* _WHAT THE TASK REQUIRES_
Search the entries below. Return every line that has "such" in it.

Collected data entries
++++++
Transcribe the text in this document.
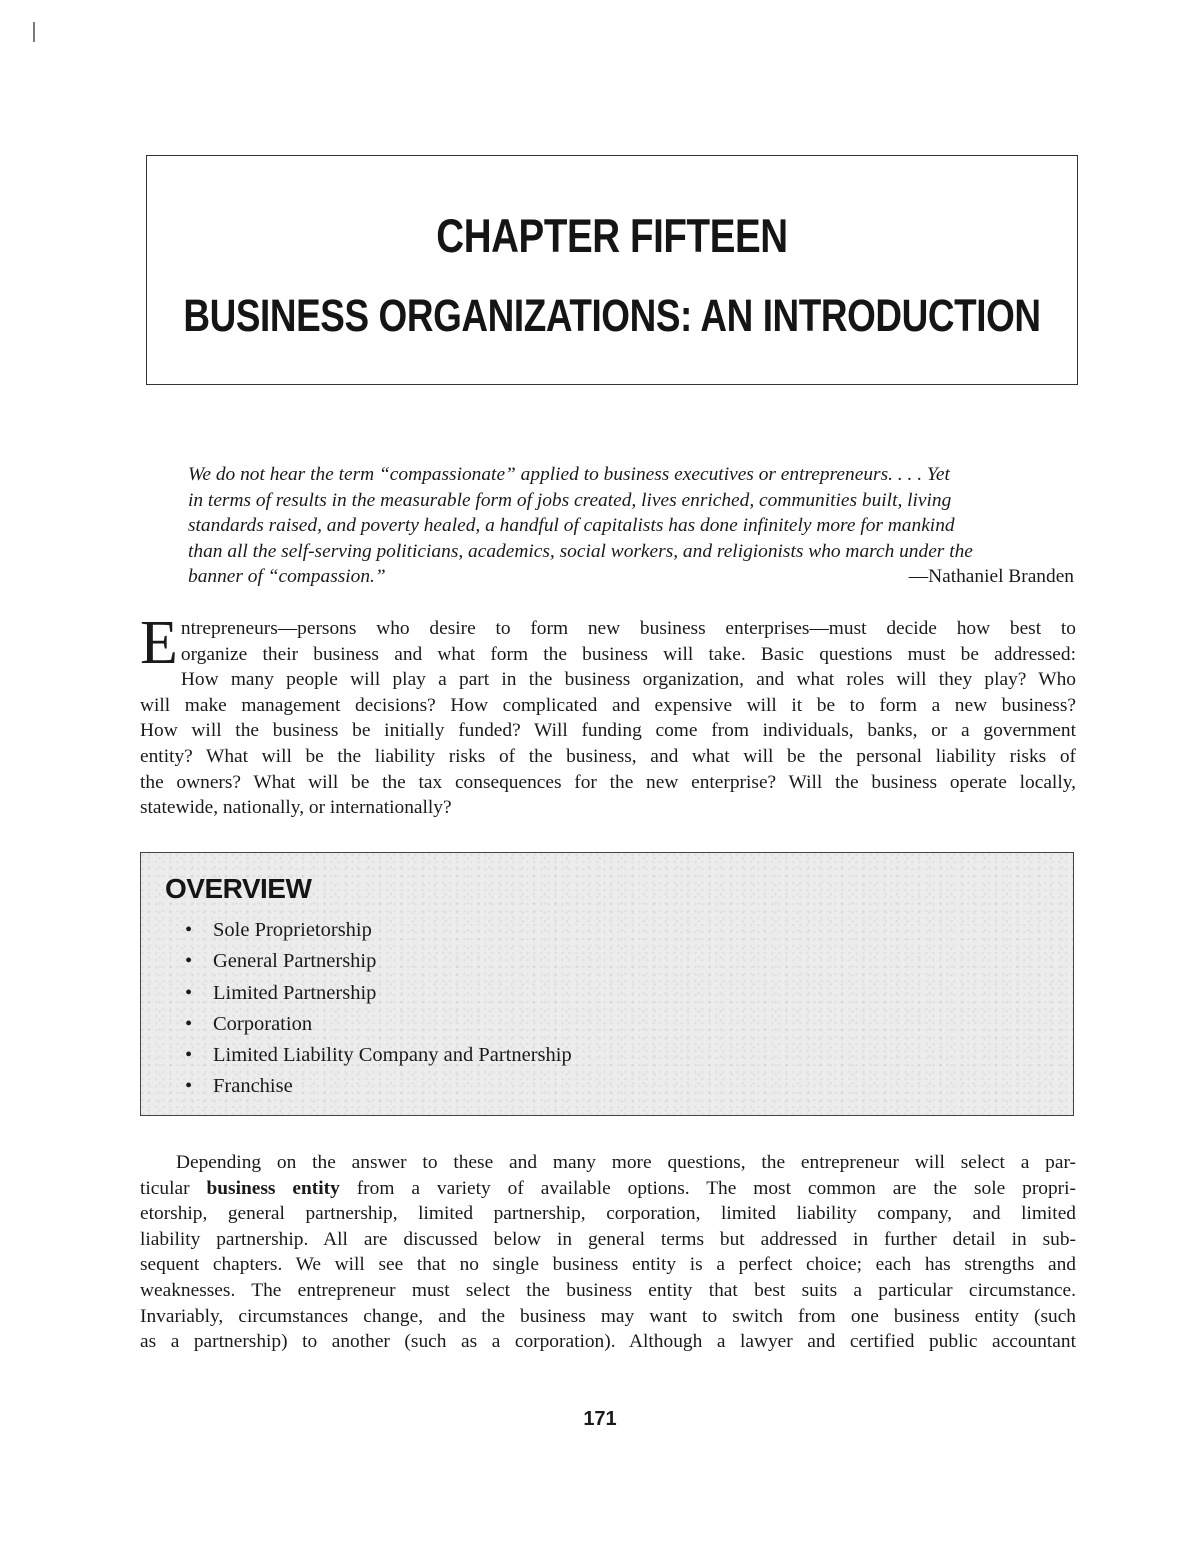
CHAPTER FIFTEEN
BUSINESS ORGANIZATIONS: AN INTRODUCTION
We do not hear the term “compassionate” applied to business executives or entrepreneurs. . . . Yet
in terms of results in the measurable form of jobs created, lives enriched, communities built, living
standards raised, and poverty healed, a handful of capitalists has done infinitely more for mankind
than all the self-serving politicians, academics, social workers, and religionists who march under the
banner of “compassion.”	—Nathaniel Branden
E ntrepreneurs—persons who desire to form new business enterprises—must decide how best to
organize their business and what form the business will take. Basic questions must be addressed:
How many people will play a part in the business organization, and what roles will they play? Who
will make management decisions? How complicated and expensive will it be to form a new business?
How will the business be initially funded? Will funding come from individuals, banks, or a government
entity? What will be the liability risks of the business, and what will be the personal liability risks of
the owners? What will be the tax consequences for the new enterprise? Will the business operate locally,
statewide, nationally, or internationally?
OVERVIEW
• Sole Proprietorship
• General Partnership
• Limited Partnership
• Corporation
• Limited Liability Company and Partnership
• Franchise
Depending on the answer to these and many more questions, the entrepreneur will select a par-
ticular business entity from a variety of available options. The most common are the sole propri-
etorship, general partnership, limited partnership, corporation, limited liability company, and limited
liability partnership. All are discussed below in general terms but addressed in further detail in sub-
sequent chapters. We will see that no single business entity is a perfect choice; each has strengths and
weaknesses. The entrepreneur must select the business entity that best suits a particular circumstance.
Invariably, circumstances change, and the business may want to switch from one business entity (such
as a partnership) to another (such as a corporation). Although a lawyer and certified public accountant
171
++++++
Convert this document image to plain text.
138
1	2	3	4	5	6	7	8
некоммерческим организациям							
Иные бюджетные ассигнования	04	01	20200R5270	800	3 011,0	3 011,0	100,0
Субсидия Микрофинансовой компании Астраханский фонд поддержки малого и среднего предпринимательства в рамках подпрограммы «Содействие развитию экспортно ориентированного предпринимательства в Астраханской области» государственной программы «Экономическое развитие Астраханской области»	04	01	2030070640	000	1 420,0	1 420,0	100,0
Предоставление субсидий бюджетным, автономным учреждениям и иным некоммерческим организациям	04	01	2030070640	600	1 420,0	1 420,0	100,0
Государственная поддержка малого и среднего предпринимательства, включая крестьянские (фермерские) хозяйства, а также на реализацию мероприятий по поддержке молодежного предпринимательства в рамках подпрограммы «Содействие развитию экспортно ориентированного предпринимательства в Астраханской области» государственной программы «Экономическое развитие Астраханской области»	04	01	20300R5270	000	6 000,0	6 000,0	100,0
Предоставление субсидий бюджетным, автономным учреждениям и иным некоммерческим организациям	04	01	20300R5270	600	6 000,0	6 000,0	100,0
++++++
* _REPLY TO THE EXERCISE_
Invariably, circumstances change, and the business may want to switch from one business entity (such
as a partnership) to another (such as a corporation). Although a lawyer and certified public accountant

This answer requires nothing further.